<<<<
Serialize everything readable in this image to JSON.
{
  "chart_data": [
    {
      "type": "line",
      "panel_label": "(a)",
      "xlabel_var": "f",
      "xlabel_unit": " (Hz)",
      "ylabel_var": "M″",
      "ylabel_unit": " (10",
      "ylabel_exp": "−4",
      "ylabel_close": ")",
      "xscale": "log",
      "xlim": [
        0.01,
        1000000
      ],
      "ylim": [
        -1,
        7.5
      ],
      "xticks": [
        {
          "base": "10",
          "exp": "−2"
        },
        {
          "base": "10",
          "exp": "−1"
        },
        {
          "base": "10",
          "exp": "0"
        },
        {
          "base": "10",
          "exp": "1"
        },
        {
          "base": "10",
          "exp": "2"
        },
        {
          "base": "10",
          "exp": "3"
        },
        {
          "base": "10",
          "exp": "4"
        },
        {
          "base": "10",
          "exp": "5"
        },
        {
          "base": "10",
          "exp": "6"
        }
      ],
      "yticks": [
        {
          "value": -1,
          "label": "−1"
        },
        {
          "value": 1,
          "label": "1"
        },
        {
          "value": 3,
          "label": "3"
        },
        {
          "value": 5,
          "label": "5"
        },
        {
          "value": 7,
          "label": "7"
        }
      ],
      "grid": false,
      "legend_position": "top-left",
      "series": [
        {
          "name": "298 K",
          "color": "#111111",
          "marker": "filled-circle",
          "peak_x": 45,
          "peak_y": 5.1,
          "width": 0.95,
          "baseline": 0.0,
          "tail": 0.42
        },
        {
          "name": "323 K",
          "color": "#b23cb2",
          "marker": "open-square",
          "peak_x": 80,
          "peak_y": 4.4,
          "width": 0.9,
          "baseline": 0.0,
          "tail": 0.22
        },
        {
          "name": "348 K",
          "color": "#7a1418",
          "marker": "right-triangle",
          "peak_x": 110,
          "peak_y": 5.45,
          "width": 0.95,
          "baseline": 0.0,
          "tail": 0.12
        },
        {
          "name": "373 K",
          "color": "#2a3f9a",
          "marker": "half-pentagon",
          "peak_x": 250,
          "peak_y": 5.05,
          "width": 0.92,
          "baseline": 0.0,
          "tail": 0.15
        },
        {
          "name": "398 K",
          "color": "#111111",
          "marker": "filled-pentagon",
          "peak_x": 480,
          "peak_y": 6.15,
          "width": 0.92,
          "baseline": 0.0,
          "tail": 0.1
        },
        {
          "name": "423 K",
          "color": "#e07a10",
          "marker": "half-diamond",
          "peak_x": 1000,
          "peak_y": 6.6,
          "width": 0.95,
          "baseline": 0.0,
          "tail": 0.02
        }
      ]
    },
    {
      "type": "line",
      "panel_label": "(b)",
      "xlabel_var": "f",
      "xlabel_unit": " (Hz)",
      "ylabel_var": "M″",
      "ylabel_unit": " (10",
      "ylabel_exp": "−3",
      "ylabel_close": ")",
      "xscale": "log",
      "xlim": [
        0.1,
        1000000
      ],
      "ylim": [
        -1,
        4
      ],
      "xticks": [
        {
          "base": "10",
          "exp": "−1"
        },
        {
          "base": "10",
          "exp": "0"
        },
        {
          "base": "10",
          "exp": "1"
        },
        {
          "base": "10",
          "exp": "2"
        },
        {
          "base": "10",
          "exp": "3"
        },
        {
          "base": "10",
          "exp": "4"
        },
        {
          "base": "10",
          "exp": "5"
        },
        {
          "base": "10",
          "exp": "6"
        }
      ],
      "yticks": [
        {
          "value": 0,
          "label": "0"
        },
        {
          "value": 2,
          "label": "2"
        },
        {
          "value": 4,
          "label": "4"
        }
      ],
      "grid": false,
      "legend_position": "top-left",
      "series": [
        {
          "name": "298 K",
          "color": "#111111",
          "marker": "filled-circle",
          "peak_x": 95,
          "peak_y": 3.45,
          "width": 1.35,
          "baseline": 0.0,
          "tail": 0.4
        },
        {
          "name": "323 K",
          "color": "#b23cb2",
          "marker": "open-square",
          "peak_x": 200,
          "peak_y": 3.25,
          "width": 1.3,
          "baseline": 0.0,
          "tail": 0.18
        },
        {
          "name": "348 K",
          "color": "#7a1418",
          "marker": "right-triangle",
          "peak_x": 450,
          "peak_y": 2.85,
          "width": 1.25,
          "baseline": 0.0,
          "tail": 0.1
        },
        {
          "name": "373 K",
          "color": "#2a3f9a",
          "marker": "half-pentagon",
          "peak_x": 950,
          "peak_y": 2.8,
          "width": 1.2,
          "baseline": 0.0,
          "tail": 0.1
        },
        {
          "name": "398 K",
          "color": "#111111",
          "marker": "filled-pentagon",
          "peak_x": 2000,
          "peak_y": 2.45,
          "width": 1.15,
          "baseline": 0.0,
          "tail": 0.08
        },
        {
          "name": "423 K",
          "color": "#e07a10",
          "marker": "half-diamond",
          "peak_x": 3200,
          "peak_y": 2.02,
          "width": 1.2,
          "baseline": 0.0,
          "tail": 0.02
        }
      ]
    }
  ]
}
>>>>
§ Task requirements
Retype the material in full. Each word must match.

§ Exercise output
Serialize everything readable in this image to JSON.
{
  "chart_data": [
    {
      "type": "line",
      "panel_label": "(a)",
      "xlabel_var": "f",
      "xlabel_unit": " (Hz)",
      "ylabel_var": "M″",
      "ylabel_unit": " (10",
      "ylabel_exp": "−4",
      "ylabel_close": ")",
      "xscale": "log",
      "xlim": [
        0.01,
        1000000
      ],
      "ylim": [
        -1,
        7.5
      ],
      "xticks": [
        {
          "base": "10",
          "exp": "−2"
        },
        {
          "base": "10",
          "exp": "−1"
        },
        {
          "base": "10",
          "exp": "0"
        },
        {
          "base": "10",
          "exp": "1"
        },
        {
          "base": "10",
          "exp": "2"
        },
        {
          "base": "10",
          "exp": "3"
        },
        {
          "base": "10",
          "exp": "4"
        },
        {
          "base": "10",
          "exp": "5"
        },
        {
          "base": "10",
          "exp": "6"
        }
      ],
      "yticks": [
        {
          "value": -1,
          "label": "−1"
        },
        {
          "value": 1,
          "label": "1"
        },
        {
          "value": 3,
          "label": "3"
        },
        {
          "value": 5,
          "label": "5"
        },
        {
          "value": 7,
          "label": "7"
        }
      ],
      "grid": false,
      "legend_position": "top-left",
      "series": [
        {
          "name": "298 K",
          "color": "#111111",
          "marker": "filled-circle",
          "peak_x": 45,
          "peak_y": 5.1,
          "width": 0.95,
          "baseline": 0.0,
          "tail": 0.42
        },
        {
          "name": "323 K",
          "color": "#b23cb2",
          "marker": "open-square",
          "peak_x": 80,
          "peak_y": 4.4,
          "width": 0.9,
          "baseline": 0.0,
          "tail": 0.22
        },
        {
          "name": "348 K",
          "color": "#7a1418",
          "marker": "right-triangle",
          "peak_x": 110,
          "peak_y": 5.45,
          "width": 0.95,
          "baseline": 0.0,
          "tail": 0.12
        },
        {
          "name": "373 K",
          "color": "#2a3f9a",
          "marker": "half-pentagon",
          "peak_x": 250,
          "peak_y": 5.05,
          "width": 0.92,
          "baseline": 0.0,
          "tail": 0.15
        },
        {
          "name": "398 K",
          "color": "#111111",
          "marker": "filled-pentagon",
          "peak_x": 480,
          "peak_y": 6.15,
          "width": 0.92,
          "baseline": 0.0,
          "tail": 0.1
        },
        {
          "name": "423 K",
          "color": "#e07a10",
          "marker": "half-diamond",
          "peak_x": 1000,
          "peak_y": 6.6,
          "width": 0.95,
          "baseline": 0.0,
          "tail": 0.02
        }
      ]
    },
    {
      "type": "line",
      "panel_label": "(b)",
      "xlabel_var": "f",
      "xlabel_unit": " (Hz)",
      "ylabel_var": "M″",
      "ylabel_unit": " (10",
      "ylabel_exp": "−3",
      "ylabel_close": ")",
      "xscale": "log",
      "xlim": [
        0.1,
        1000000
      ],
      "ylim": [
        -1,
        4
      ],
      "xticks": [
        {
          "base": "10",
          "exp": "−1"
        },
        {
          "base": "10",
          "exp": "0"
        },
        {
          "base": "10",
          "exp": "1"
        },
        {
          "base": "10",
          "exp": "2"
        },
        {
          "base": "10",
          "exp": "3"
        },
        {
          "base": "10",
          "exp": "4"
        },
        {
          "base": "10",
          "exp": "5"
        },
        {
          "base": "10",
          "exp": "6"
        }
      ],
      "yticks": [
        {
          "value": 0,
          "label": "0"
        },
        {
          "value": 2,
          "label": "2"
        },
        {
          "value": 4,
          "label": "4"
        }
      ],
      "grid": false,
      "legend_position": "top-left",
      "series": [
        {
          "name": "298 K",
          "color": "#111111",
          "marker": "filled-circle",
          "peak_x": 95,
          "peak_y": 3.45,
          "width": 1.35,
          "baseline": 0.0,
          "tail": 0.4
        },
        {
          "name": "323 K",
          "color": "#b23cb2",
          "marker": "open-square",
          "peak_x": 200,
          "peak_y": 3.25,
          "width": 1.3,
          "baseline": 0.0,
          "tail": 0.18
        },
        {
          "name": "348 K",
          "color": "#7a1418",
          "marker": "right-triangle",
          "peak_x": 450,
          "peak_y": 2.85,
          "width": 1.25,
          "baseline": 0.0,
          "tail": 0.1
        },
        {
          "name": "373 K",
          "color": "#2a3f9a",
          "marker": "half-pentagon",
          "peak_x": 950,
          "peak_y": 2.8,
          "width": 1.2,
          "baseline": 0.0,
          "tail": 0.1
        },
        {
          "name": "398 K",
          "color": "#111111",
          "marker": "filled-pentagon",
          "peak_x": 2000,
          "peak_y": 2.45,
          "width": 1.15,
          "baseline": 0.0,
          "tail": 0.08
        },
        {
          "name": "423 K",
          "color": "#e07a10",
          "marker": "half-diamond",
          "peak_x": 3200,
          "peak_y": 2.02,
          "width": 1.2,
          "baseline": 0.0,
          "tail": 0.02
        }
      ]
    }
  ]
}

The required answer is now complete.